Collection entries
○ ○ ○ ○

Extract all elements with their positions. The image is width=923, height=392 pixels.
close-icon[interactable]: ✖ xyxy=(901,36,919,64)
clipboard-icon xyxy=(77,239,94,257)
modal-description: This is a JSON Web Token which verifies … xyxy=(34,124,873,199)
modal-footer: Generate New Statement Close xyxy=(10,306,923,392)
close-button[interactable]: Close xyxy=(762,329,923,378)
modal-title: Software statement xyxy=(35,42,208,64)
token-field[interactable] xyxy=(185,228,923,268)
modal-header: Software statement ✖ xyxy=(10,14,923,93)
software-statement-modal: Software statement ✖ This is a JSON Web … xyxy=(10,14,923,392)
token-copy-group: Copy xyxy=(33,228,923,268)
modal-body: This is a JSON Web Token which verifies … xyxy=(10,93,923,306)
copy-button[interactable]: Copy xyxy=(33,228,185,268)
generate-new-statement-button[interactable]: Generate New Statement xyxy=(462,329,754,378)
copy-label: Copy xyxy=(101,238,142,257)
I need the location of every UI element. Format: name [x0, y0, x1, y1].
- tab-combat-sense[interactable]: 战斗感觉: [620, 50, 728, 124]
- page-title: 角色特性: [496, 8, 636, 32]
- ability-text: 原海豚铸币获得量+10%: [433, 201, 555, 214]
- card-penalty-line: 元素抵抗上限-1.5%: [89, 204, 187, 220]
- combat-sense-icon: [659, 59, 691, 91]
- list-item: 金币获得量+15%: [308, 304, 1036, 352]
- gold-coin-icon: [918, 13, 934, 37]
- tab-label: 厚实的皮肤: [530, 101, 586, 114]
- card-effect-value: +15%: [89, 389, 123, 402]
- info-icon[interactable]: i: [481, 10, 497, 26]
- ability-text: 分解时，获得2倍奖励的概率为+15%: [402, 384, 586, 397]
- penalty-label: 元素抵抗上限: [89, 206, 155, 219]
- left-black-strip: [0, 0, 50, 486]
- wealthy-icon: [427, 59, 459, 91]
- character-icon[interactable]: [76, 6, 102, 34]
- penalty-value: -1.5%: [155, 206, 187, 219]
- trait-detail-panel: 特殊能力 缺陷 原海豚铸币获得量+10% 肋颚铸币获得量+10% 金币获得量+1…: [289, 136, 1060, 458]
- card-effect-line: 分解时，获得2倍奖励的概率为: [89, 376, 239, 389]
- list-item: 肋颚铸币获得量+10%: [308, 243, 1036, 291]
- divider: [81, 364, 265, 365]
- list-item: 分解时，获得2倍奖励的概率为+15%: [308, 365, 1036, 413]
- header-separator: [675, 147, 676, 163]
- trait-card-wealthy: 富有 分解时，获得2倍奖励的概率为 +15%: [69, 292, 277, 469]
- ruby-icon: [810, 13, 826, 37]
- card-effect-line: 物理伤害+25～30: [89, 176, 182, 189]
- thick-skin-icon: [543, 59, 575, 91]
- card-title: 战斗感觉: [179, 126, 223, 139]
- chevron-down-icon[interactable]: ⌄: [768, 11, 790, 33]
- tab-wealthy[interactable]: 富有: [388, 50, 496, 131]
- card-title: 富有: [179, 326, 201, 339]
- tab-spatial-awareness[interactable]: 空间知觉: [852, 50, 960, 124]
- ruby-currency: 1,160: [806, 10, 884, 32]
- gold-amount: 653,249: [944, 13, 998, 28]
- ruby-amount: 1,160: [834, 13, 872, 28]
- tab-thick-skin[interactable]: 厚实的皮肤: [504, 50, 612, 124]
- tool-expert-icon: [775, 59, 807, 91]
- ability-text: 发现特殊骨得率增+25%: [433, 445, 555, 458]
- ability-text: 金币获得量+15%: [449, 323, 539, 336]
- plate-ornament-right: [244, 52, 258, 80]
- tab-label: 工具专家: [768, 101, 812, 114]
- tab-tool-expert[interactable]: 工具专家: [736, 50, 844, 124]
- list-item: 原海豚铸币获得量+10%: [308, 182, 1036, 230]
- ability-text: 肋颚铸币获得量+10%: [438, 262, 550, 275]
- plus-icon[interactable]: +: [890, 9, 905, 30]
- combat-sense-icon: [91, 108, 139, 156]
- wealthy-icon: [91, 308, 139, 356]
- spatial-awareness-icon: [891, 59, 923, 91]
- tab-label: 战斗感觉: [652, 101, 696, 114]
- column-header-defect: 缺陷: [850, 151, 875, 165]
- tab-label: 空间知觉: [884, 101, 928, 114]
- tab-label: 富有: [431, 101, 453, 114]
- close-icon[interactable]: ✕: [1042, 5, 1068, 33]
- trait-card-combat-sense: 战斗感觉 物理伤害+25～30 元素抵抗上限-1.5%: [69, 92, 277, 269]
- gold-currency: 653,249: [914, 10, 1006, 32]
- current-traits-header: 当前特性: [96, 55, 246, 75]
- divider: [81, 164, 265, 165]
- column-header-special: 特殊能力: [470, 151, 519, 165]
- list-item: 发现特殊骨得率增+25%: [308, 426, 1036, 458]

○ ○ ○ ○

What is needed:
Copy out every one of the lines above without changing anything in them.

Solution for this exercise:
Extract all elements with their positions. The image is width=923, height=392 pixels.
close-icon[interactable]: ✖ xyxy=(901,36,919,64)
clipboard-icon xyxy=(77,239,94,257)
modal-description: This is a JSON Web Token which verifies … xyxy=(34,124,873,199)
modal-footer: Generate New Statement Close xyxy=(10,306,923,392)
close-button[interactable]: Close xyxy=(762,329,923,378)
modal-title: Software statement xyxy=(35,42,208,64)
token-field[interactable] xyxy=(185,228,923,268)
modal-header: Software statement ✖ xyxy=(10,14,923,93)
software-statement-modal: Software statement ✖ This is a JSON Web … xyxy=(10,14,923,392)
token-copy-group: Copy xyxy=(33,228,923,268)
modal-body: This is a JSON Web Token which verifies … xyxy=(10,93,923,306)
copy-button[interactable]: Copy xyxy=(33,228,185,268)
generate-new-statement-button[interactable]: Generate New Statement xyxy=(462,329,754,378)
copy-label: Copy xyxy=(101,238,142,257)
I need the location of every UI element. Format: name [x0, y0, x1, y1].
- tab-combat-sense[interactable]: 战斗感觉: [620, 50, 728, 124]
- page-title: 角色特性: [496, 8, 636, 32]
- ability-text: 原海豚铸币获得量+10%: [433, 201, 555, 214]
- card-penalty-line: 元素抵抗上限-1.5%: [89, 204, 187, 220]
- combat-sense-icon: [659, 59, 691, 91]
- list-item: 金币获得量+15%: [308, 304, 1036, 352]
- gold-coin-icon: [918, 13, 934, 37]
- tab-label: 厚实的皮肤: [530, 101, 586, 114]
- card-effect-value: +15%: [89, 389, 123, 402]
- info-icon[interactable]: i: [481, 10, 497, 26]
- ability-text: 分解时，获得2倍奖励的概率为+15%: [402, 384, 586, 397]
- penalty-label: 元素抵抗上限: [89, 206, 155, 219]
- left-black-strip: [0, 0, 50, 486]
- wealthy-icon: [427, 59, 459, 91]
- character-icon[interactable]: [76, 6, 102, 34]
- penalty-value: -1.5%: [155, 206, 187, 219]
- trait-detail-panel: 特殊能力 缺陷 原海豚铸币获得量+10% 肋颚铸币获得量+10% 金币获得量+1…: [289, 136, 1060, 458]
- card-effect-line: 分解时，获得2倍奖励的概率为: [89, 376, 239, 389]
- list-item: 肋颚铸币获得量+10%: [308, 243, 1036, 291]
- divider: [81, 364, 265, 365]
- list-item: 分解时，获得2倍奖励的概率为+15%: [308, 365, 1036, 413]
- header-separator: [675, 147, 676, 163]
- trait-card-wealthy: 富有 分解时，获得2倍奖励的概率为 +15%: [69, 292, 277, 469]
- ruby-icon: [810, 13, 826, 37]
- card-effect-line: 物理伤害+25～30: [89, 176, 182, 189]
- thick-skin-icon: [543, 59, 575, 91]
- card-title: 战斗感觉: [179, 126, 223, 139]
- chevron-down-icon[interactable]: ⌄: [768, 11, 790, 33]
- tab-wealthy[interactable]: 富有: [388, 50, 496, 131]
- card-title: 富有: [179, 326, 201, 339]
- tab-spatial-awareness[interactable]: 空间知觉: [852, 50, 960, 124]
- ruby-currency: 1,160: [806, 10, 884, 32]
- gold-amount: 653,249: [944, 13, 998, 28]
- ruby-amount: 1,160: [834, 13, 872, 28]
- tab-thick-skin[interactable]: 厚实的皮肤: [504, 50, 612, 124]
- tool-expert-icon: [775, 59, 807, 91]
- ability-text: 发现特殊骨得率增+25%: [433, 445, 555, 458]
- ability-text: 金币获得量+15%: [449, 323, 539, 336]
- plate-ornament-right: [244, 52, 258, 80]
- tab-label: 工具专家: [768, 101, 812, 114]
- tab-tool-expert[interactable]: 工具专家: [736, 50, 844, 124]
- list-item: 原海豚铸币获得量+10%: [308, 182, 1036, 230]
- ability-text: 肋颚铸币获得量+10%: [438, 262, 550, 275]
- plus-icon[interactable]: +: [890, 9, 905, 30]
- combat-sense-icon: [91, 108, 139, 156]
- wealthy-icon: [91, 308, 139, 356]
- spatial-awareness-icon: [891, 59, 923, 91]
- tab-label: 战斗感觉: [652, 101, 696, 114]
- column-header-defect: 缺陷: [850, 151, 875, 165]
- tab-label: 空间知觉: [884, 101, 928, 114]
- tab-label: 富有: [431, 101, 453, 114]
- close-icon[interactable]: ✕: [1042, 5, 1068, 33]
- trait-card-combat-sense: 战斗感觉 物理伤害+25～30 元素抵抗上限-1.5%: [69, 92, 277, 269]
- gold-currency: 653,249: [914, 10, 1006, 32]
- current-traits-header: 当前特性: [96, 55, 246, 75]
- divider: [81, 164, 265, 165]
- column-header-special: 特殊能力: [470, 151, 519, 165]
- list-item: 发现特殊骨得率增+25%: [308, 426, 1036, 458]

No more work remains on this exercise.